Write out every entry, unchanged. Skip any picture.

/---

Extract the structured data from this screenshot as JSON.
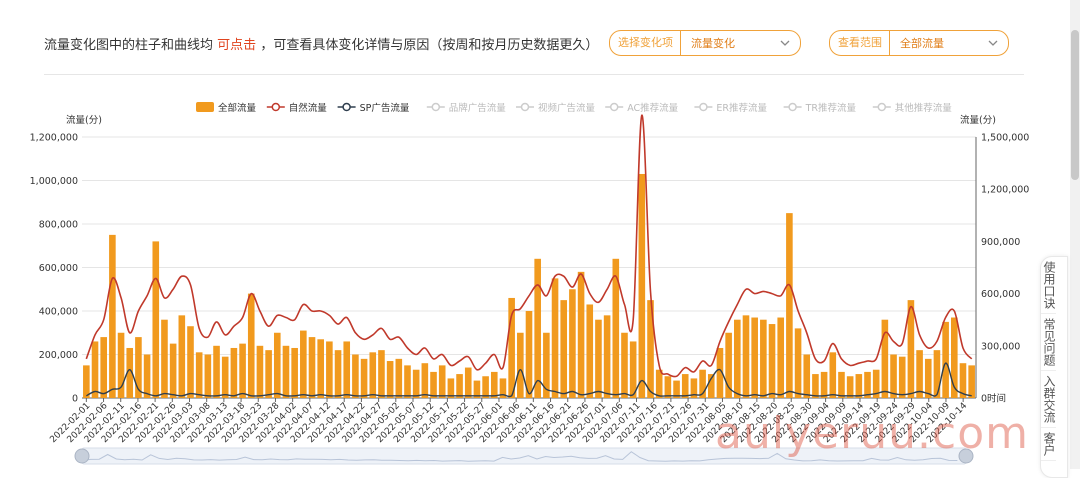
{
  "header": {
    "text_before": "流量变化图中的柱子和曲线均",
    "link_text": "可点击",
    "text_after": "，可查看具体变化详情与原因（按周和按月历史数据更久）"
  },
  "selectors": [
    {
      "label": "选择变化项",
      "value": "流量变化"
    },
    {
      "label": "查看范围",
      "value": "全部流量"
    }
  ],
  "side_tools": [
    "使用口诀",
    "常见问题",
    "入群交流",
    "客户"
  ],
  "watermark": "aulyeruu.com",
  "colors": {
    "bar": "#f19a1e",
    "natural": "#c0392b",
    "sp": "#2f3e4e",
    "disabled": "#cccccc",
    "accent": "#f0a23a"
  },
  "chart_data": {
    "type": "bar",
    "legend": [
      {
        "name": "全部流量",
        "kind": "bar",
        "active": true
      },
      {
        "name": "自然流量",
        "kind": "line",
        "active": true
      },
      {
        "name": "SP广告流量",
        "kind": "line",
        "active": true
      },
      {
        "name": "品牌广告流量",
        "kind": "line",
        "active": false
      },
      {
        "name": "视频广告流量",
        "kind": "line",
        "active": false
      },
      {
        "name": "AC推荐流量",
        "kind": "line",
        "active": false
      },
      {
        "name": "ER推荐流量",
        "kind": "line",
        "active": false
      },
      {
        "name": "TR推荐流量",
        "kind": "line",
        "active": false
      },
      {
        "name": "其他推荐流量",
        "kind": "line",
        "active": false
      }
    ],
    "ylabel_left": "流量(分)",
    "ylabel_right": "流量(分)",
    "x_axis_name": "时间",
    "y_left_ticks": [
      "0",
      "200,000",
      "400,000",
      "600,000",
      "800,000",
      "1,000,000",
      "1,200,000"
    ],
    "y_right_ticks": [
      "0",
      "300,000",
      "600,000",
      "900,000",
      "1,200,000",
      "1,500,000"
    ],
    "ylim_left": [
      0,
      1200000
    ],
    "ylim_right": [
      0,
      1500000
    ],
    "x_tick_labels": [
      "2022-02-01",
      "2022-02-06",
      "2022-02-11",
      "2022-02-16",
      "2022-02-21",
      "2022-02-26",
      "2022-03-03",
      "2022-03-08",
      "2022-03-13",
      "2022-03-18",
      "2022-03-23",
      "2022-03-28",
      "2022-04-02",
      "2022-04-07",
      "2022-04-12",
      "2022-04-17",
      "2022-04-22",
      "2022-04-27",
      "2022-05-02",
      "2022-05-07",
      "2022-05-12",
      "2022-05-17",
      "2022-05-22",
      "2022-05-27",
      "2022-06-01",
      "2022-06-06",
      "2022-06-11",
      "2022-06-16",
      "2022-06-21",
      "2022-06-26",
      "2022-07-01",
      "2022-07-06",
      "2022-07-11",
      "2022-07-16",
      "2022-07-21",
      "2022-07-26",
      "2022-07-31",
      "2022-08-05",
      "2022-08-10",
      "2022-08-15",
      "2022-08-20",
      "2022-08-25",
      "2022-08-30",
      "2022-09-04",
      "2022-09-09",
      "2022-09-14",
      "2022-09-19",
      "2022-09-24",
      "2022-09-29",
      "2022-10-04",
      "2022-10-09",
      "2022-10-14"
    ],
    "bars_all": [
      150000,
      260000,
      280000,
      750000,
      300000,
      230000,
      280000,
      200000,
      720000,
      360000,
      250000,
      380000,
      330000,
      210000,
      200000,
      240000,
      190000,
      230000,
      250000,
      480000,
      240000,
      220000,
      300000,
      240000,
      230000,
      310000,
      280000,
      270000,
      260000,
      220000,
      260000,
      200000,
      180000,
      210000,
      220000,
      170000,
      180000,
      150000,
      130000,
      160000,
      120000,
      150000,
      90000,
      110000,
      140000,
      80000,
      100000,
      120000,
      90000,
      460000,
      300000,
      400000,
      640000,
      300000,
      550000,
      450000,
      500000,
      580000,
      430000,
      360000,
      380000,
      640000,
      300000,
      260000,
      1030000,
      450000,
      130000,
      100000,
      80000,
      110000,
      90000,
      130000,
      110000,
      230000,
      300000,
      360000,
      380000,
      370000,
      360000,
      340000,
      370000,
      850000,
      320000,
      200000,
      110000,
      120000,
      210000,
      120000,
      100000,
      110000,
      120000,
      130000,
      360000,
      200000,
      190000,
      450000,
      220000,
      180000,
      220000,
      350000,
      370000,
      160000,
      150000
    ],
    "natural": [
      180000,
      290000,
      360000,
      550000,
      460000,
      300000,
      400000,
      470000,
      550000,
      460000,
      500000,
      560000,
      520000,
      320000,
      280000,
      350000,
      290000,
      330000,
      370000,
      480000,
      400000,
      330000,
      380000,
      370000,
      360000,
      430000,
      400000,
      400000,
      380000,
      340000,
      370000,
      300000,
      270000,
      290000,
      320000,
      270000,
      280000,
      230000,
      200000,
      230000,
      180000,
      200000,
      150000,
      170000,
      190000,
      130000,
      160000,
      200000,
      140000,
      380000,
      410000,
      470000,
      520000,
      470000,
      560000,
      560000,
      510000,
      570000,
      480000,
      440000,
      500000,
      560000,
      430000,
      360000,
      1300000,
      490000,
      150000,
      110000,
      100000,
      140000,
      120000,
      170000,
      150000,
      260000,
      350000,
      430000,
      500000,
      480000,
      490000,
      480000,
      470000,
      520000,
      400000,
      300000,
      180000,
      170000,
      250000,
      180000,
      150000,
      160000,
      170000,
      180000,
      300000,
      260000,
      250000,
      420000,
      290000,
      230000,
      260000,
      370000,
      400000,
      230000,
      180000
    ],
    "sp": [
      10000,
      30000,
      20000,
      40000,
      50000,
      130000,
      40000,
      20000,
      10000,
      20000,
      15000,
      10000,
      20000,
      15000,
      10000,
      10000,
      15000,
      10000,
      20000,
      10000,
      10000,
      15000,
      20000,
      10000,
      10000,
      15000,
      10000,
      15000,
      10000,
      10000,
      15000,
      10000,
      10000,
      15000,
      10000,
      10000,
      10000,
      10000,
      10000,
      15000,
      10000,
      10000,
      10000,
      10000,
      10000,
      10000,
      10000,
      10000,
      15000,
      10000,
      130000,
      20000,
      80000,
      40000,
      30000,
      20000,
      30000,
      15000,
      20000,
      30000,
      20000,
      15000,
      20000,
      15000,
      80000,
      30000,
      10000,
      10000,
      10000,
      10000,
      15000,
      20000,
      90000,
      130000,
      50000,
      20000,
      10000,
      15000,
      10000,
      20000,
      15000,
      30000,
      20000,
      15000,
      10000,
      10000,
      15000,
      10000,
      10000,
      10000,
      15000,
      20000,
      30000,
      20000,
      15000,
      20000,
      30000,
      20000,
      15000,
      160000,
      50000,
      20000,
      10000
    ]
  }
}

\---

> Expected output:
Extract the structured data from this screenshot as JSON.
{
  "header": {
    "text_before": "流量变化图中的柱子和曲线均",
    "link_text": "可点击",
    "text_after": "，可查看具体变化详情与原因（按周和按月历史数据更久）"
  },
  "selectors": [
    {
      "label": "选择变化项",
      "value": "流量变化"
    },
    {
      "label": "查看范围",
      "value": "全部流量"
    }
  ],
  "side_tools": [
    "使用口诀",
    "常见问题",
    "入群交流",
    "客户"
  ],
  "watermark": "aulyeruu.com",
  "colors": {
    "bar": "#f19a1e",
    "natural": "#c0392b",
    "sp": "#2f3e4e",
    "disabled": "#cccccc",
    "accent": "#f0a23a"
  },
  "chart_data": {
    "type": "bar",
    "legend": [
      {
        "name": "全部流量",
        "kind": "bar",
        "active": true
      },
      {
        "name": "自然流量",
        "kind": "line",
        "active": true
      },
      {
        "name": "SP广告流量",
        "kind": "line",
        "active": true
      },
      {
        "name": "品牌广告流量",
        "kind": "line",
        "active": false
      },
      {
        "name": "视频广告流量",
        "kind": "line",
        "active": false
      },
      {
        "name": "AC推荐流量",
        "kind": "line",
        "active": false
      },
      {
        "name": "ER推荐流量",
        "kind": "line",
        "active": false
      },
      {
        "name": "TR推荐流量",
        "kind": "line",
        "active": false
      },
      {
        "name": "其他推荐流量",
        "kind": "line",
        "active": false
      }
    ],
    "ylabel_left": "流量(分)",
    "ylabel_right": "流量(分)",
    "x_axis_name": "时间",
    "y_left_ticks": [
      "0",
      "200,000",
      "400,000",
      "600,000",
      "800,000",
      "1,000,000",
      "1,200,000"
    ],
    "y_right_ticks": [
      "0",
      "300,000",
      "600,000",
      "900,000",
      "1,200,000",
      "1,500,000"
    ],
    "ylim_left": [
      0,
      1200000
    ],
    "ylim_right": [
      0,
      1500000
    ],
    "x_tick_labels": [
      "2022-02-01",
      "2022-02-06",
      "2022-02-11",
      "2022-02-16",
      "2022-02-21",
      "2022-02-26",
      "2022-03-03",
      "2022-03-08",
      "2022-03-13",
      "2022-03-18",
      "2022-03-23",
      "2022-03-28",
      "2022-04-02",
      "2022-04-07",
      "2022-04-12",
      "2022-04-17",
      "2022-04-22",
      "2022-04-27",
      "2022-05-02",
      "2022-05-07",
      "2022-05-12",
      "2022-05-17",
      "2022-05-22",
      "2022-05-27",
      "2022-06-01",
      "2022-06-06",
      "2022-06-11",
      "2022-06-16",
      "2022-06-21",
      "2022-06-26",
      "2022-07-01",
      "2022-07-06",
      "2022-07-11",
      "2022-07-16",
      "2022-07-21",
      "2022-07-26",
      "2022-07-31",
      "2022-08-05",
      "2022-08-10",
      "2022-08-15",
      "2022-08-20",
      "2022-08-25",
      "2022-08-30",
      "2022-09-04",
      "2022-09-09",
      "2022-09-14",
      "2022-09-19",
      "2022-09-24",
      "2022-09-29",
      "2022-10-04",
      "2022-10-09",
      "2022-10-14"
    ],
    "bars_all": [
      150000,
      260000,
      280000,
      750000,
      300000,
      230000,
      280000,
      200000,
      720000,
      360000,
      250000,
      380000,
      330000,
      210000,
      200000,
      240000,
      190000,
      230000,
      250000,
      480000,
      240000,
      220000,
      300000,
      240000,
      230000,
      310000,
      280000,
      270000,
      260000,
      220000,
      260000,
      200000,
      180000,
      210000,
      220000,
      170000,
      180000,
      150000,
      130000,
      160000,
      120000,
      150000,
      90000,
      110000,
      140000,
      80000,
      100000,
      120000,
      90000,
      460000,
      300000,
      400000,
      640000,
      300000,
      550000,
      450000,
      500000,
      580000,
      430000,
      360000,
      380000,
      640000,
      300000,
      260000,
      1030000,
      450000,
      130000,
      100000,
      80000,
      110000,
      90000,
      130000,
      110000,
      230000,
      300000,
      360000,
      380000,
      370000,
      360000,
      340000,
      370000,
      850000,
      320000,
      200000,
      110000,
      120000,
      210000,
      120000,
      100000,
      110000,
      120000,
      130000,
      360000,
      200000,
      190000,
      450000,
      220000,
      180000,
      220000,
      350000,
      370000,
      160000,
      150000
    ],
    "natural": [
      180000,
      290000,
      360000,
      550000,
      460000,
      300000,
      400000,
      470000,
      550000,
      460000,
      500000,
      560000,
      520000,
      320000,
      280000,
      350000,
      290000,
      330000,
      370000,
      480000,
      400000,
      330000,
      380000,
      370000,
      360000,
      430000,
      400000,
      400000,
      380000,
      340000,
      370000,
      300000,
      270000,
      290000,
      320000,
      270000,
      280000,
      230000,
      200000,
      230000,
      180000,
      200000,
      150000,
      170000,
      190000,
      130000,
      160000,
      200000,
      140000,
      380000,
      410000,
      470000,
      520000,
      470000,
      560000,
      560000,
      510000,
      570000,
      480000,
      440000,
      500000,
      560000,
      430000,
      360000,
      1300000,
      490000,
      150000,
      110000,
      100000,
      140000,
      120000,
      170000,
      150000,
      260000,
      350000,
      430000,
      500000,
      480000,
      490000,
      480000,
      470000,
      520000,
      400000,
      300000,
      180000,
      170000,
      250000,
      180000,
      150000,
      160000,
      170000,
      180000,
      300000,
      260000,
      250000,
      420000,
      290000,
      230000,
      260000,
      370000,
      400000,
      230000,
      180000
    ],
    "sp": [
      10000,
      30000,
      20000,
      40000,
      50000,
      130000,
      40000,
      20000,
      10000,
      20000,
      15000,
      10000,
      20000,
      15000,
      10000,
      10000,
      15000,
      10000,
      20000,
      10000,
      10000,
      15000,
      20000,
      10000,
      10000,
      15000,
      10000,
      15000,
      10000,
      10000,
      15000,
      10000,
      10000,
      15000,
      10000,
      10000,
      10000,
      10000,
      10000,
      15000,
      10000,
      10000,
      10000,
      10000,
      10000,
      10000,
      10000,
      10000,
      15000,
      10000,
      130000,
      20000,
      80000,
      40000,
      30000,
      20000,
      30000,
      15000,
      20000,
      30000,
      20000,
      15000,
      20000,
      15000,
      80000,
      30000,
      10000,
      10000,
      10000,
      10000,
      15000,
      20000,
      90000,
      130000,
      50000,
      20000,
      10000,
      15000,
      10000,
      20000,
      15000,
      30000,
      20000,
      15000,
      10000,
      10000,
      15000,
      10000,
      10000,
      10000,
      15000,
      20000,
      30000,
      20000,
      15000,
      20000,
      30000,
      20000,
      15000,
      160000,
      50000,
      20000,
      10000
    ]
  }
}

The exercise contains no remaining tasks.